* Data supplied
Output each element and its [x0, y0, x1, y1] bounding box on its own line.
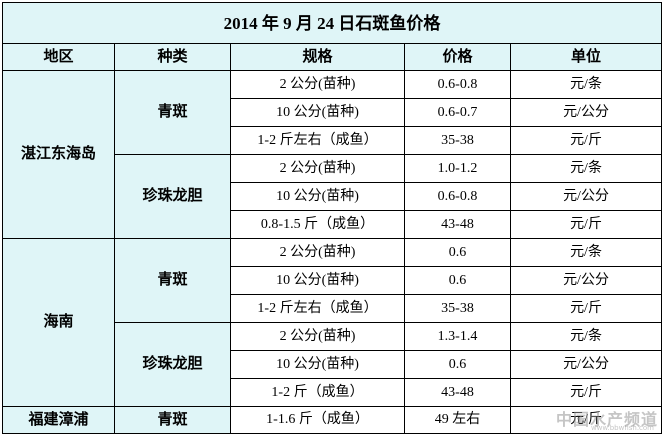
unit-cell: 元/条	[509, 238, 663, 267]
price-cell: 49 左右	[404, 406, 511, 434]
price-cell: 0.6-0.8	[404, 70, 511, 99]
price-cell: 35-38	[404, 294, 511, 323]
spec-cell: 2 公分(苗种)	[230, 238, 405, 267]
price-cell: 0.6	[404, 350, 511, 379]
table-row: 1-2 斤左右（成鱼） 35-38 元/斤	[3, 294, 663, 323]
unit-cell: 元/斤	[509, 126, 663, 155]
spec-cell: 1-2 斤（成鱼）	[230, 378, 405, 407]
price-cell: 0.6	[404, 238, 511, 267]
unit-cell: 元/斤	[509, 378, 663, 407]
price-cell: 35-38	[404, 126, 511, 155]
table-row: 珍珠龙胆 2 公分(苗种) 1.3-1.4 元/条	[3, 322, 663, 407]
table-row: 10 公分(苗种) 0.6 元/公分	[3, 350, 663, 379]
kind-cell: 青斑	[114, 70, 231, 155]
header-row: 地区 种类 规格 价格 单位	[2, 43, 663, 71]
header-spec: 规格	[230, 43, 405, 71]
region-cell: 湛江东海岛	[2, 70, 115, 239]
price-cell: 1.3-1.4	[404, 322, 511, 351]
spec-cell: 10 公分(苗种)	[230, 98, 405, 127]
header-region: 地区	[2, 43, 115, 71]
price-cell: 0.6-0.8	[404, 182, 511, 211]
unit-cell: 元/公分	[509, 98, 663, 127]
spec-cell: 2 公分(苗种)	[230, 154, 405, 183]
header-kind: 种类	[114, 43, 231, 71]
region-cell: 福建漳浦	[2, 406, 115, 434]
table-row: 珍珠龙胆 2 公分(苗种) 1.0-1.2 元/条	[3, 154, 663, 239]
header-price: 价格	[404, 43, 511, 71]
kind-cell: 珍珠龙胆	[114, 154, 231, 239]
table-row: 1-2 斤左右（成鱼） 35-38 元/斤	[3, 126, 663, 155]
spec-cell: 10 公分(苗种)	[230, 350, 405, 379]
table-row: 海南 青斑 2 公分(苗种) 0.6 元/条	[2, 238, 663, 407]
table-row: 湛江东海岛 青斑 2 公分(苗种) 0.6-0.8 元/条	[2, 70, 663, 239]
price-cell: 43-48	[404, 210, 511, 239]
price-cell: 1.0-1.2	[404, 154, 511, 183]
unit-cell: 元/斤	[509, 210, 663, 239]
table-title: 2014 年 9 月 24 日石斑鱼价格	[1, 2, 663, 44]
spec-cell: 10 公分(苗种)	[230, 266, 405, 295]
region-cell: 海南	[2, 238, 115, 407]
unit-cell: 元/条	[509, 322, 663, 351]
table-row: 1-2 斤（成鱼） 43-48 元/斤	[3, 378, 663, 407]
spec-cell: 2 公分(苗种)	[230, 70, 405, 99]
kind-cell: 青斑	[114, 238, 231, 323]
spec-cell: 1-2 斤左右（成鱼）	[230, 126, 405, 155]
unit-cell: 元/公分	[509, 350, 663, 379]
spec-cell: 0.8-1.5 斤（成鱼）	[230, 210, 405, 239]
unit-cell: 元/公分	[509, 266, 663, 295]
price-cell: 0.6	[404, 266, 511, 295]
price-cell: 0.6-0.7	[404, 98, 511, 127]
spec-cell: 1-2 斤左右（成鱼）	[230, 294, 405, 323]
unit-cell: 元/斤	[509, 294, 663, 323]
unit-cell: 元/条	[509, 70, 663, 99]
kind-cell: 青斑	[114, 406, 231, 434]
header-unit: 单位	[509, 43, 663, 71]
table-row: 福建漳浦 青斑 1-1.6 斤（成鱼） 49 左右 元/斤	[2, 406, 663, 434]
unit-cell: 元/斤	[509, 406, 663, 434]
table-row: 10 公分(苗种) 0.6-0.7 元/公分	[3, 98, 663, 127]
spec-cell: 1-1.6 斤（成鱼）	[230, 406, 405, 434]
table-row: 0.8-1.5 斤（成鱼） 43-48 元/斤	[3, 210, 663, 239]
spec-cell: 2 公分(苗种)	[230, 322, 405, 351]
price-cell: 43-48	[404, 378, 511, 407]
unit-cell: 元/条	[509, 154, 663, 183]
spec-cell: 10 公分(苗种)	[230, 182, 405, 211]
kind-cell: 珍珠龙胆	[114, 322, 231, 407]
table-row: 10 公分(苗种) 0.6-0.8 元/公分	[3, 182, 663, 211]
unit-cell: 元/公分	[509, 182, 663, 211]
table-row: 10 公分(苗种) 0.6 元/公分	[3, 266, 663, 295]
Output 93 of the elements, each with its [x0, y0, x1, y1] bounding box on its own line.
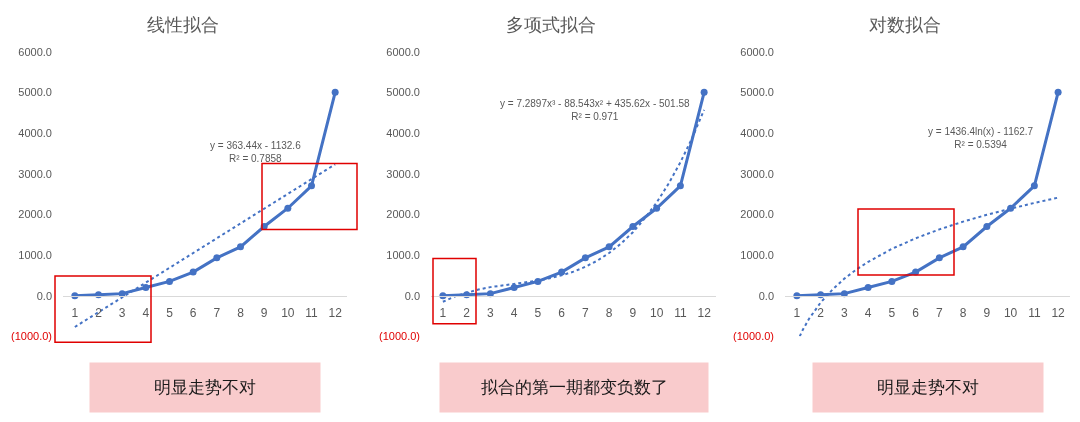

* Exercise
Return every entry above word for word, leaving out the pictures.

* Reply to the exercise
Output each element and its [x0, y0, x1, y1] bounding box on its own line.
unit-cell: 元/条	[509, 238, 663, 267]
price-cell: 49 左右	[404, 406, 511, 434]
price-cell: 0.6-0.8	[404, 70, 511, 99]
price-cell: 35-38	[404, 294, 511, 323]
spec-cell: 2 公分(苗种)	[230, 238, 405, 267]
price-cell: 0.6	[404, 350, 511, 379]
table-row: 1-2 斤左右（成鱼） 35-38 元/斤	[3, 294, 663, 323]
unit-cell: 元/斤	[509, 126, 663, 155]
spec-cell: 1-2 斤（成鱼）	[230, 378, 405, 407]
price-cell: 0.6	[404, 238, 511, 267]
unit-cell: 元/斤	[509, 378, 663, 407]
price-cell: 35-38	[404, 126, 511, 155]
table-row: 珍珠龙胆 2 公分(苗种) 1.3-1.4 元/条	[3, 322, 663, 407]
table-row: 10 公分(苗种) 0.6 元/公分	[3, 350, 663, 379]
kind-cell: 青斑	[114, 70, 231, 155]
header-row: 地区 种类 规格 价格 单位	[2, 43, 663, 71]
header-spec: 规格	[230, 43, 405, 71]
region-cell: 湛江东海岛	[2, 70, 115, 239]
price-cell: 1.3-1.4	[404, 322, 511, 351]
spec-cell: 10 公分(苗种)	[230, 98, 405, 127]
header-region: 地区	[2, 43, 115, 71]
price-cell: 0.6-0.8	[404, 182, 511, 211]
unit-cell: 元/公分	[509, 98, 663, 127]
spec-cell: 2 公分(苗种)	[230, 154, 405, 183]
header-kind: 种类	[114, 43, 231, 71]
region-cell: 福建漳浦	[2, 406, 115, 434]
table-row: 珍珠龙胆 2 公分(苗种) 1.0-1.2 元/条	[3, 154, 663, 239]
header-price: 价格	[404, 43, 511, 71]
kind-cell: 珍珠龙胆	[114, 154, 231, 239]
table-row: 1-2 斤左右（成鱼） 35-38 元/斤	[3, 126, 663, 155]
spec-cell: 10 公分(苗种)	[230, 350, 405, 379]
table-row: 海南 青斑 2 公分(苗种) 0.6 元/条	[2, 238, 663, 407]
table-row: 湛江东海岛 青斑 2 公分(苗种) 0.6-0.8 元/条	[2, 70, 663, 239]
price-cell: 43-48	[404, 210, 511, 239]
price-cell: 1.0-1.2	[404, 154, 511, 183]
unit-cell: 元/斤	[509, 210, 663, 239]
table-title: 2014 年 9 月 24 日石斑鱼价格	[1, 2, 663, 44]
spec-cell: 10 公分(苗种)	[230, 266, 405, 295]
region-cell: 海南	[2, 238, 115, 407]
unit-cell: 元/条	[509, 322, 663, 351]
table-row: 1-2 斤（成鱼） 43-48 元/斤	[3, 378, 663, 407]
spec-cell: 2 公分(苗种)	[230, 70, 405, 99]
kind-cell: 青斑	[114, 238, 231, 323]
spec-cell: 1-2 斤左右（成鱼）	[230, 126, 405, 155]
unit-cell: 元/公分	[509, 350, 663, 379]
spec-cell: 0.8-1.5 斤（成鱼）	[230, 210, 405, 239]
unit-cell: 元/公分	[509, 266, 663, 295]
price-cell: 0.6	[404, 266, 511, 295]
price-cell: 0.6-0.7	[404, 98, 511, 127]
spec-cell: 1-2 斤左右（成鱼）	[230, 294, 405, 323]
unit-cell: 元/斤	[509, 294, 663, 323]
unit-cell: 元/条	[509, 70, 663, 99]
kind-cell: 青斑	[114, 406, 231, 434]
header-unit: 单位	[509, 43, 663, 71]
table-row: 福建漳浦 青斑 1-1.6 斤（成鱼） 49 左右 元/斤	[2, 406, 663, 434]
unit-cell: 元/斤	[509, 406, 663, 434]
table-row: 10 公分(苗种) 0.6-0.7 元/公分	[3, 98, 663, 127]
spec-cell: 1-1.6 斤（成鱼）	[230, 406, 405, 434]
table-row: 0.8-1.5 斤（成鱼） 43-48 元/斤	[3, 210, 663, 239]
spec-cell: 2 公分(苗种)	[230, 322, 405, 351]
price-cell: 43-48	[404, 378, 511, 407]
unit-cell: 元/条	[509, 154, 663, 183]
spec-cell: 10 公分(苗种)	[230, 182, 405, 211]
kind-cell: 珍珠龙胆	[114, 322, 231, 407]
table-row: 10 公分(苗种) 0.6-0.8 元/公分	[3, 182, 663, 211]
unit-cell: 元/公分	[509, 182, 663, 211]
table-row: 10 公分(苗种) 0.6 元/公分	[3, 266, 663, 295]
Output 93 of the elements, each with its [x0, y0, x1, y1] bounding box on its own line.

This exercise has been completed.